* _Tasks for this exercise_:
A - Translate this sentence from the passage on Trump's border tax into Spanish: "China has already identified a list of US-made products worth targeting."
B - In the passage on Trump's border tax, repeat the section that begins at the words "Trump may choose" and ends after the words "in the WTO.".

* _Document extract_:
^^^^^^^^

Trump has focused on China and Mexico, calling for a border tax of 35 or 45% on imports. The tax responds to the trade deficit with these countries and also to what he perceives as an asymmetry in value added taxes (VAT).

Despite being well understood by economists to have no effects on competitiveness, the border adjustment that is associated with the VAT has been a major point of contention for Trump and his trade advisors. For example, Trump described the VAT issue as the main problem with NAFTA in the September debate: “Let me give you the example of Mexico. They have a VAT tax. We’re on a different system. When we sell into Mexico, there’s a tax... 16 per cent, approximately. When they sell into us, there’s no tax. It’s a defective agreement.”

Trump may choose to amend this asymmetry through a blanket import tax or through the border adjustment tax that House Republicans propose. A broad-based punitive tax on China or Mexico would certainly violate WTO commitments and lead to retaliation. China has already identified a list of US-made products worth targeting. The House’s border adjustment plan would more likely be adjudicated in the WTO.

^^^^^^^^

* _Dataset records_:
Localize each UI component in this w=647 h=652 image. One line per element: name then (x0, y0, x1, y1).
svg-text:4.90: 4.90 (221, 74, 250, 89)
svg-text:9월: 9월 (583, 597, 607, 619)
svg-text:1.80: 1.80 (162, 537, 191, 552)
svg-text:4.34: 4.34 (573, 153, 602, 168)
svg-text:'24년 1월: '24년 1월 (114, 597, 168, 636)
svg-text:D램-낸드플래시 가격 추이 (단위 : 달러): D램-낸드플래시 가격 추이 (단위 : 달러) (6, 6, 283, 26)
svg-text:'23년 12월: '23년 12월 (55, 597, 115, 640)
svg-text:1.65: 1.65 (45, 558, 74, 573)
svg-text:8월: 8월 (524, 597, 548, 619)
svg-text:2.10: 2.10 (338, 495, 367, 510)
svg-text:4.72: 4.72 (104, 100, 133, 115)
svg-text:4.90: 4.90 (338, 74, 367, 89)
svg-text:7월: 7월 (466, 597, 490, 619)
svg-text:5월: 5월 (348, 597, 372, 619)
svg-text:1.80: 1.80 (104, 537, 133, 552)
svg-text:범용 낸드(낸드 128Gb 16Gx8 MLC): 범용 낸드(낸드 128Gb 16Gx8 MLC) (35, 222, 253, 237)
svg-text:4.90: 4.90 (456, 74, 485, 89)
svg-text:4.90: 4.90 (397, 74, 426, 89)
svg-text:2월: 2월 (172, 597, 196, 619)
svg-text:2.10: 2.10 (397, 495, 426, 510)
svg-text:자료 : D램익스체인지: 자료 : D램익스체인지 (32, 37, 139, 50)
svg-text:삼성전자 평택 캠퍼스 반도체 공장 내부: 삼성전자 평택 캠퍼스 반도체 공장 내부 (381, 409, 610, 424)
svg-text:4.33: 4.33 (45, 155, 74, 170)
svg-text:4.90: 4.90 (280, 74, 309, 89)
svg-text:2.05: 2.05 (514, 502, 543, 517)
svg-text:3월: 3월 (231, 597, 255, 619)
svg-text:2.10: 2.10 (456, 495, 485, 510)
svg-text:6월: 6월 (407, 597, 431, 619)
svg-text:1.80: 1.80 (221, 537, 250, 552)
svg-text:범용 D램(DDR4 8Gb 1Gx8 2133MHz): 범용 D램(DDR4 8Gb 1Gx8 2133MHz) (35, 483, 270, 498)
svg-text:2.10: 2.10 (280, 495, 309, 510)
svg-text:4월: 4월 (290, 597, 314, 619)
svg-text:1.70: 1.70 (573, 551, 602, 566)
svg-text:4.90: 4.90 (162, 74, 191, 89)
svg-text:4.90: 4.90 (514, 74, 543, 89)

^^^^^^^^

* _Answers provided_:
A - China ya ha identificado una lista de productos fabricados en Estados Unidos que vale la pena atacar.

B -
Trump may choose to amend this asymmetry through a blanket import tax or through the border adjustment tax that House Republicans propose. A broad-based punitive tax on China or Mexico would certainly violate WTO commitments and lead to retaliation. China has already identified a list of US-made products worth targeting. The House’s border adjustment plan would more likely be adjudicated in the WTO.